## INSTRUCTION
Every line that holds the string "true" is to be identified and copied.

## RECORDS FOR THE TASK
>> start
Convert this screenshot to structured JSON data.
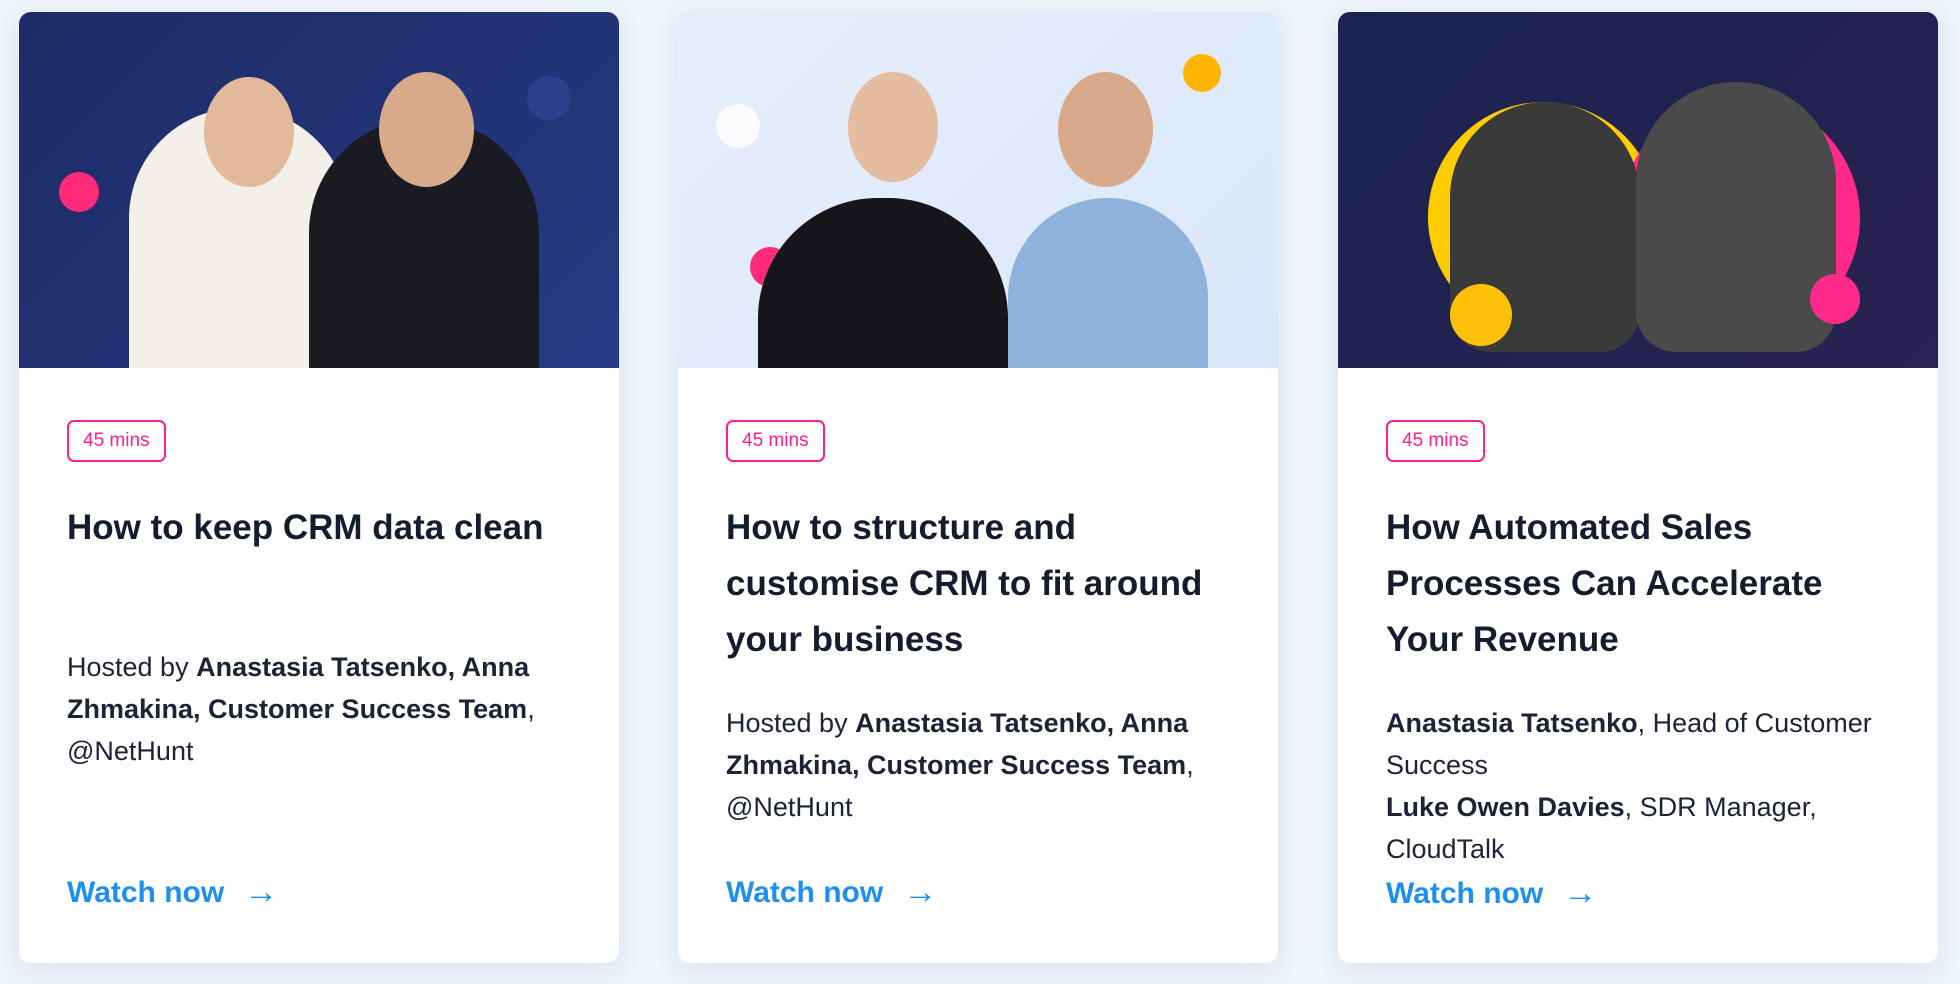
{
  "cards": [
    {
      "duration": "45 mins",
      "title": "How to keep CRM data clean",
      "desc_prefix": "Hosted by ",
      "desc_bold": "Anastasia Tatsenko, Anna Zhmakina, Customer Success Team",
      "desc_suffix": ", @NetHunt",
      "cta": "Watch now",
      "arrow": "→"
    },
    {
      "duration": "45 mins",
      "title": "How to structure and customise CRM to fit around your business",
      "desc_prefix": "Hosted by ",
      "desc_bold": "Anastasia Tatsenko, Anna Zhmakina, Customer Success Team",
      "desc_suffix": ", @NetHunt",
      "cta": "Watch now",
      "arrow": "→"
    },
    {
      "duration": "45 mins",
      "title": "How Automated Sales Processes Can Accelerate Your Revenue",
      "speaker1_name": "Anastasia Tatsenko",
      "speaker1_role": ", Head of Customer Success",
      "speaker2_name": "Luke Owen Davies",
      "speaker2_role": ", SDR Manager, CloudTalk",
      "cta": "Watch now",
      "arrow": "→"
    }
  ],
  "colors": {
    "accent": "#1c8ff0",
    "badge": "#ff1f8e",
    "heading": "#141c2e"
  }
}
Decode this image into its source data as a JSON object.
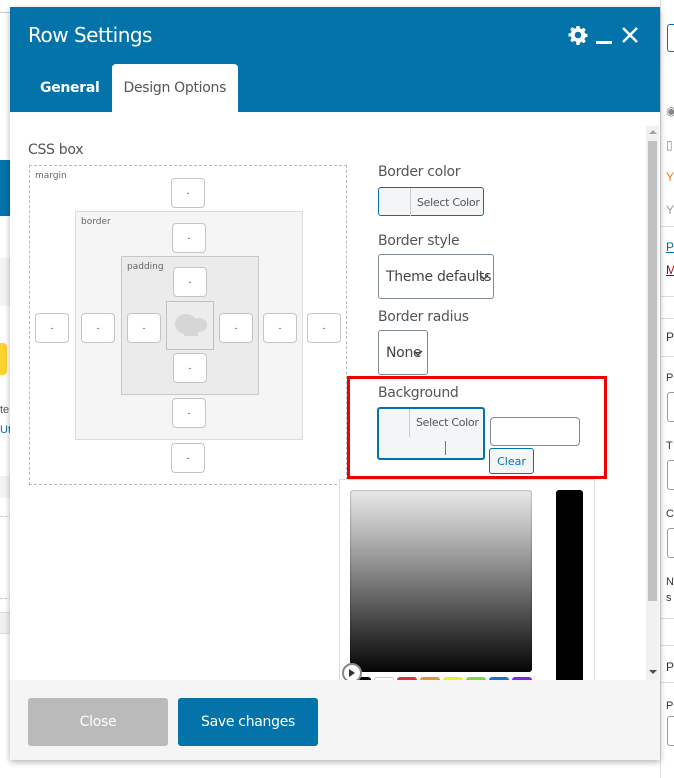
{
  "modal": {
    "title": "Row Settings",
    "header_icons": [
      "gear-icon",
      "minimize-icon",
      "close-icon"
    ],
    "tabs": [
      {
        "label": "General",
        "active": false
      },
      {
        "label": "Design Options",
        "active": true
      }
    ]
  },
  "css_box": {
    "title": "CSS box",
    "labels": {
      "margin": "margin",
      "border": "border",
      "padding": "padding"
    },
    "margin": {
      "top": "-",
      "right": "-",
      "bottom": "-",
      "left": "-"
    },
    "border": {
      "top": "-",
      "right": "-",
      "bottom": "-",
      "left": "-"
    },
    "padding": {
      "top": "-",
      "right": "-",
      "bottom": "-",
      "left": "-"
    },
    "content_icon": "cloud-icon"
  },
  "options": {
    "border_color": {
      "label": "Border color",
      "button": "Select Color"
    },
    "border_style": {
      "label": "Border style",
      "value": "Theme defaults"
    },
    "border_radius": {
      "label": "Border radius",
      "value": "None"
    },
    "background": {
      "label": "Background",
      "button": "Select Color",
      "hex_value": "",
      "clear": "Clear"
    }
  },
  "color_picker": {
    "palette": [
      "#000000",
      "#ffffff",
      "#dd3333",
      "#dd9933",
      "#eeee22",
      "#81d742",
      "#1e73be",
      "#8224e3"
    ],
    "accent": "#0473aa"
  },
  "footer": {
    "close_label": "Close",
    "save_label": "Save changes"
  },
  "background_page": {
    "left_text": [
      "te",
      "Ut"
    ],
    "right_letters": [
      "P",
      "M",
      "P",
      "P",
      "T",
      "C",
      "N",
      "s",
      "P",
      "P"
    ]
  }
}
>> end
>> start
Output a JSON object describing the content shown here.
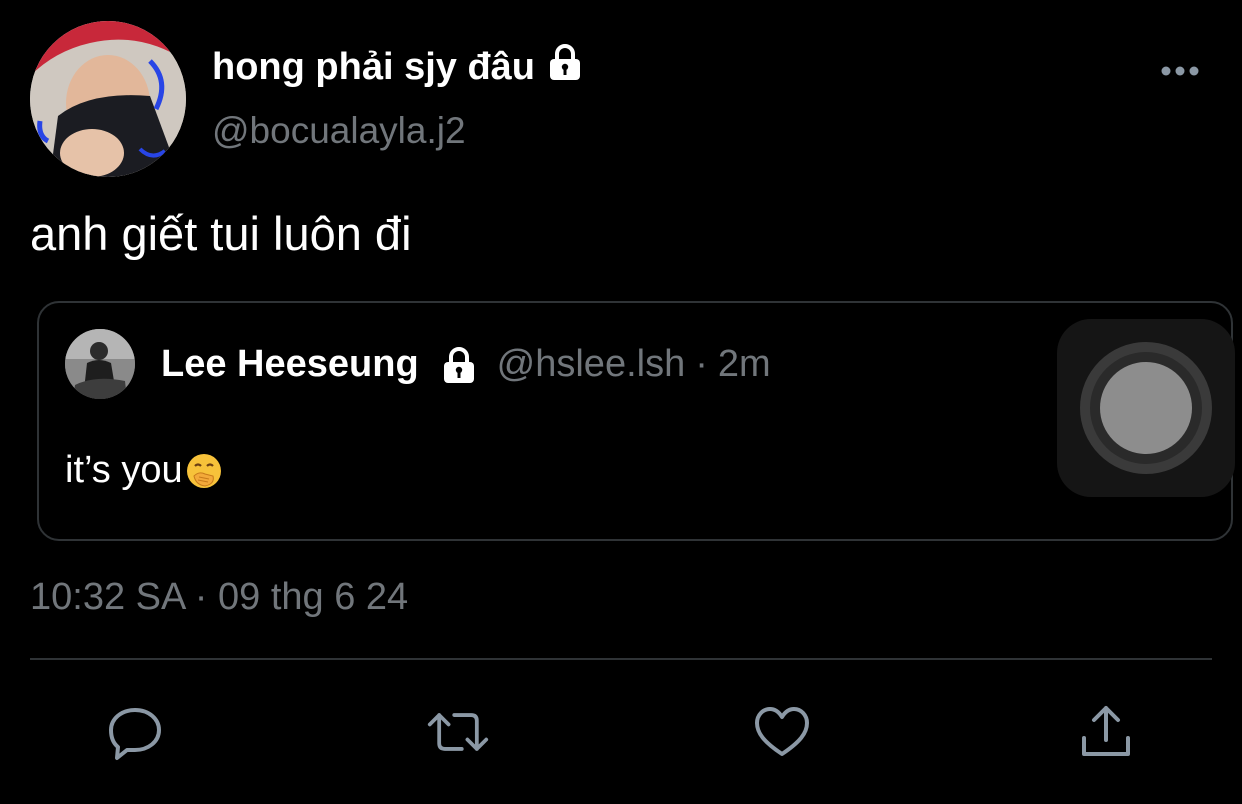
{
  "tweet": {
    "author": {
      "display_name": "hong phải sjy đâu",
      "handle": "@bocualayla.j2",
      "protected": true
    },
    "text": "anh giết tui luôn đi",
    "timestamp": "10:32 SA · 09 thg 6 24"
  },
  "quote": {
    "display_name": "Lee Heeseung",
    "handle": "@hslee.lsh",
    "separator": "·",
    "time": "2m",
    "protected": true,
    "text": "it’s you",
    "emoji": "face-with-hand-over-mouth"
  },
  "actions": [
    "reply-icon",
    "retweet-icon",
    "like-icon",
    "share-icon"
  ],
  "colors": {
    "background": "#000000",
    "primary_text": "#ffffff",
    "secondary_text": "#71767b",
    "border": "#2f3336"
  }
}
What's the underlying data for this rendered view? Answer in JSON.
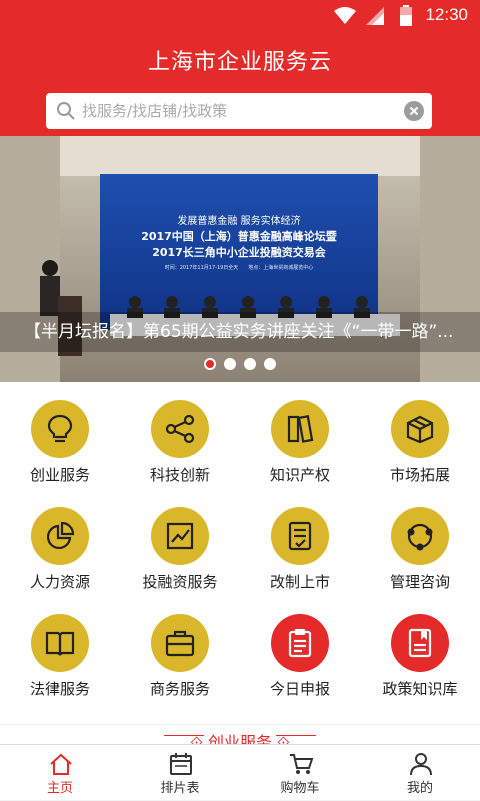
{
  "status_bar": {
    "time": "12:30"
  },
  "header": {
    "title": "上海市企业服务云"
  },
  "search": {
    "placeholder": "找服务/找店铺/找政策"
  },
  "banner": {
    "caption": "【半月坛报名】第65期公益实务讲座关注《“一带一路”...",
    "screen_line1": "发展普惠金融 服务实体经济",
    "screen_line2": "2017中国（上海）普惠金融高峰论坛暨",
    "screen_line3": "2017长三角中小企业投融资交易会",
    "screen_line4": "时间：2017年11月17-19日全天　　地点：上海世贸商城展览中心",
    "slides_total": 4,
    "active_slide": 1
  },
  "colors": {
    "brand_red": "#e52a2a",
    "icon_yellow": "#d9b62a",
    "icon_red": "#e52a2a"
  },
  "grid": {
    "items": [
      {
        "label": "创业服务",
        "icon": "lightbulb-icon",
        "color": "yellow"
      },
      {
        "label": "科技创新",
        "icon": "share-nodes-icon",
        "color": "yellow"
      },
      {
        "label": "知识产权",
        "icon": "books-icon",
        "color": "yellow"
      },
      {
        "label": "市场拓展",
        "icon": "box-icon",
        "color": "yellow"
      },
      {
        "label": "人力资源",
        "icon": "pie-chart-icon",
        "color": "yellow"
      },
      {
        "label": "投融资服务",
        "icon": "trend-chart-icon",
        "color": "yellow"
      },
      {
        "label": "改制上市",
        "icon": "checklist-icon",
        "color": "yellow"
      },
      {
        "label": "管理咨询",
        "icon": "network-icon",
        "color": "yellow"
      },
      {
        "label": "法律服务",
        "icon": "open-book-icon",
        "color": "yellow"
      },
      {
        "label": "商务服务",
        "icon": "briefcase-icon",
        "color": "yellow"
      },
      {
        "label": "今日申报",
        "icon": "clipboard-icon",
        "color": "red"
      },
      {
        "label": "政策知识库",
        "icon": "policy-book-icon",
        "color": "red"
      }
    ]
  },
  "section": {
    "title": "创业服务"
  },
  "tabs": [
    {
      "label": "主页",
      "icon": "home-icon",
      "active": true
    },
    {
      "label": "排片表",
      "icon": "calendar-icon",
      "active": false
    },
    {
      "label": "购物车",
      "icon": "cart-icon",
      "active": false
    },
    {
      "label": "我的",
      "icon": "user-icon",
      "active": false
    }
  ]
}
>> end
## SOLUTION TO THE EXERCISE
        "active": true
      "protected": true
    "protected": true,
      "active": true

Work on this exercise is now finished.